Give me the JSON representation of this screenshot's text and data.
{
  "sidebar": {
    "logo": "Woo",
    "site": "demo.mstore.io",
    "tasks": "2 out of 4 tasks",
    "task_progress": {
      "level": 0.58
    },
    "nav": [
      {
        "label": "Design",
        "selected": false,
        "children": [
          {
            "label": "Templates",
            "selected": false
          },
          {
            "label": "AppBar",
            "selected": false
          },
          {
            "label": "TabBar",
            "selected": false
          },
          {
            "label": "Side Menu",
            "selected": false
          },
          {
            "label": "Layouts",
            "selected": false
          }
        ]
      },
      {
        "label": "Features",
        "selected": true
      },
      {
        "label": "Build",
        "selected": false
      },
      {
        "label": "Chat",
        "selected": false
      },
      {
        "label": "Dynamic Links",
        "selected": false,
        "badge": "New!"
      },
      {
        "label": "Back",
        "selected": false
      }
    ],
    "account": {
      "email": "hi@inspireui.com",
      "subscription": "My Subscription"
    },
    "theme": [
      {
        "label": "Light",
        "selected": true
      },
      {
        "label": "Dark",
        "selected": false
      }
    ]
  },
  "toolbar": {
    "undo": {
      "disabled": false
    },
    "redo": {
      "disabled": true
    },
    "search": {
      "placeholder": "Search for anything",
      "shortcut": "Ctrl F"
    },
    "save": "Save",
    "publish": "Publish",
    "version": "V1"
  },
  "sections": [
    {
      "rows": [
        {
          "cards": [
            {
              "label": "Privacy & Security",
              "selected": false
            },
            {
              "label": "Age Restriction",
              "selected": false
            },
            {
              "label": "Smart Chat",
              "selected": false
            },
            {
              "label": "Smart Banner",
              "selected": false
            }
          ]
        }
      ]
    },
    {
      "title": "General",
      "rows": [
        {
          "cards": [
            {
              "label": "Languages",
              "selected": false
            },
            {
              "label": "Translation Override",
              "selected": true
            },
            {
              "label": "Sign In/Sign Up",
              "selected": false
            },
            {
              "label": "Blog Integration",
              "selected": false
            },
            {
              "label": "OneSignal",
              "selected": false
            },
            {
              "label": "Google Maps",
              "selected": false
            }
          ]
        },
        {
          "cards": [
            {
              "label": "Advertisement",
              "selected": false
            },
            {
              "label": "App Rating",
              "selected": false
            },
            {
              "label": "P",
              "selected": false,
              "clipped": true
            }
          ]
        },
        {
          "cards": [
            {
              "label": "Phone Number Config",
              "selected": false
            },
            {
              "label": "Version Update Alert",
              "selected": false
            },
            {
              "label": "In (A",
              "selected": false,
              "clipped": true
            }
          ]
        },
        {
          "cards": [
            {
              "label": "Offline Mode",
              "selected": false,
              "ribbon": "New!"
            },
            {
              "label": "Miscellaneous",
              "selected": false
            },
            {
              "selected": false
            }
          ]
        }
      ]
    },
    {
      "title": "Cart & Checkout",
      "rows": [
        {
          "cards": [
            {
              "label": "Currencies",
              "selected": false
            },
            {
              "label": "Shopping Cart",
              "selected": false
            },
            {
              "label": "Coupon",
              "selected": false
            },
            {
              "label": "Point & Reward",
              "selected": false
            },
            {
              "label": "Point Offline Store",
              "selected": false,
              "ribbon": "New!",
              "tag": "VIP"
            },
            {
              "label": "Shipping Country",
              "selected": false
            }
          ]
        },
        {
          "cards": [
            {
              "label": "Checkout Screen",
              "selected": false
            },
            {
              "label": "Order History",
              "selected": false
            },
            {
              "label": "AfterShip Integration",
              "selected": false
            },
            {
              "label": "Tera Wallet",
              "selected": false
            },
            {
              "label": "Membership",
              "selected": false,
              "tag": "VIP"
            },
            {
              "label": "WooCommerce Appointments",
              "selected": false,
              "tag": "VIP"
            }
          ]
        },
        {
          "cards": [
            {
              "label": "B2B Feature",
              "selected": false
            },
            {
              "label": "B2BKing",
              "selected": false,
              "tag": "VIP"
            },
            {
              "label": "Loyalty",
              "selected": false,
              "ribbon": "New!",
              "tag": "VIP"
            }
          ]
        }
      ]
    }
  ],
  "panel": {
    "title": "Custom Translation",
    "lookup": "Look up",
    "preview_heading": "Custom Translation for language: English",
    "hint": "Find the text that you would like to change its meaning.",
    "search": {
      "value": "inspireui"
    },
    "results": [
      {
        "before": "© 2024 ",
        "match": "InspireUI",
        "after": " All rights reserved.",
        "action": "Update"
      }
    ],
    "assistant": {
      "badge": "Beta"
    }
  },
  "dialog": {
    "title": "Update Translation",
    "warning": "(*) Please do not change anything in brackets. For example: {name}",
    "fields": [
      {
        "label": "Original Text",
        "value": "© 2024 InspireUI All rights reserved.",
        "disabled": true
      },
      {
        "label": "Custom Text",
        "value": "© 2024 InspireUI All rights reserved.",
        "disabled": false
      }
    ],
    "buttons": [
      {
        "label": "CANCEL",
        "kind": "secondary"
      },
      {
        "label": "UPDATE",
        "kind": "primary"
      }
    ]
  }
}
━━━━━━━━━━
# What you will do:
Transcribe the data above in full, exactly.

# Worked solution:
Give me the JSON representation of this screenshot's text and data.
{
  "sidebar": {
    "logo": "Woo",
    "site": "demo.mstore.io",
    "tasks": "2 out of 4 tasks",
    "task_progress": {
      "level": 0.58
    },
    "nav": [
      {
        "label": "Design",
        "selected": false,
        "children": [
          {
            "label": "Templates",
            "selected": false
          },
          {
            "label": "AppBar",
            "selected": false
          },
          {
            "label": "TabBar",
            "selected": false
          },
          {
            "label": "Side Menu",
            "selected": false
          },
          {
            "label": "Layouts",
            "selected": false
          }
        ]
      },
      {
        "label": "Features",
        "selected": true
      },
      {
        "label": "Build",
        "selected": false
      },
      {
        "label": "Chat",
        "selected": false
      },
      {
        "label": "Dynamic Links",
        "selected": false,
        "badge": "New!"
      },
      {
        "label": "Back",
        "selected": false
      }
    ],
    "account": {
      "email": "hi@inspireui.com",
      "subscription": "My Subscription"
    },
    "theme": [
      {
        "label": "Light",
        "selected": true
      },
      {
        "label": "Dark",
        "selected": false
      }
    ]
  },
  "toolbar": {
    "undo": {
      "disabled": false
    },
    "redo": {
      "disabled": true
    },
    "search": {
      "placeholder": "Search for anything",
      "shortcut": "Ctrl F"
    },
    "save": "Save",
    "publish": "Publish",
    "version": "V1"
  },
  "sections": [
    {
      "rows": [
        {
          "cards": [
            {
              "label": "Privacy & Security",
              "selected": false
            },
            {
              "label": "Age Restriction",
              "selected": false
            },
            {
              "label": "Smart Chat",
              "selected": false
            },
            {
              "label": "Smart Banner",
              "selected": false
            }
          ]
        }
      ]
    },
    {
      "title": "General",
      "rows": [
        {
          "cards": [
            {
              "label": "Languages",
              "selected": false
            },
            {
              "label": "Translation Override",
              "selected": true
            },
            {
              "label": "Sign In/Sign Up",
              "selected": false
            },
            {
              "label": "Blog Integration",
              "selected": false
            },
            {
              "label": "OneSignal",
              "selected": false
            },
            {
              "label": "Google Maps",
              "selected": false
            }
          ]
        },
        {
          "cards": [
            {
              "label": "Advertisement",
              "selected": false
            },
            {
              "label": "App Rating",
              "selected": false
            },
            {
              "label": "P",
              "selected": false,
              "clipped": true
            }
          ]
        },
        {
          "cards": [
            {
              "label": "Phone Number Config",
              "selected": false
            },
            {
              "label": "Version Update Alert",
              "selected": false
            },
            {
              "label": "In (A",
              "selected": false,
              "clipped": true
            }
          ]
        },
        {
          "cards": [
            {
              "label": "Offline Mode",
              "selected": false,
              "ribbon": "New!"
            },
            {
              "label": "Miscellaneous",
              "selected": false
            },
            {
              "selected": false
            }
          ]
        }
      ]
    },
    {
      "title": "Cart & Checkout",
      "rows": [
        {
          "cards": [
            {
              "label": "Currencies",
              "selected": false
            },
            {
              "label": "Shopping Cart",
              "selected": false
            },
            {
              "label": "Coupon",
              "selected": false
            },
            {
              "label": "Point & Reward",
              "selected": false
            },
            {
              "label": "Point Offline Store",
              "selected": false,
              "ribbon": "New!",
              "tag": "VIP"
            },
            {
              "label": "Shipping Country",
              "selected": false
            }
          ]
        },
        {
          "cards": [
            {
              "label": "Checkout Screen",
              "selected": false
            },
            {
              "label": "Order History",
              "selected": false
            },
            {
              "label": "AfterShip Integration",
              "selected": false
            },
            {
              "label": "Tera Wallet",
              "selected": false
            },
            {
              "label": "Membership",
              "selected": false,
              "tag": "VIP"
            },
            {
              "label": "WooCommerce Appointments",
              "selected": false,
              "tag": "VIP"
            }
          ]
        },
        {
          "cards": [
            {
              "label": "B2B Feature",
              "selected": false
            },
            {
              "label": "B2BKing",
              "selected": false,
              "tag": "VIP"
            },
            {
              "label": "Loyalty",
              "selected": false,
              "ribbon": "New!",
              "tag": "VIP"
            }
          ]
        }
      ]
    }
  ],
  "panel": {
    "title": "Custom Translation",
    "lookup": "Look up",
    "preview_heading": "Custom Translation for language: English",
    "hint": "Find the text that you would like to change its meaning.",
    "search": {
      "value": "inspireui"
    },
    "results": [
      {
        "before": "© 2024 ",
        "match": "InspireUI",
        "after": " All rights reserved.",
        "action": "Update"
      }
    ],
    "assistant": {
      "badge": "Beta"
    }
  },
  "dialog": {
    "title": "Update Translation",
    "warning": "(*) Please do not change anything in brackets. For example: {name}",
    "fields": [
      {
        "label": "Original Text",
        "value": "© 2024 InspireUI All rights reserved.",
        "disabled": true
      },
      {
        "label": "Custom Text",
        "value": "© 2024 InspireUI All rights reserved.",
        "disabled": false
      }
    ],
    "buttons": [
      {
        "label": "CANCEL",
        "kind": "secondary"
      },
      {
        "label": "UPDATE",
        "kind": "primary"
      }
    ]
  }
}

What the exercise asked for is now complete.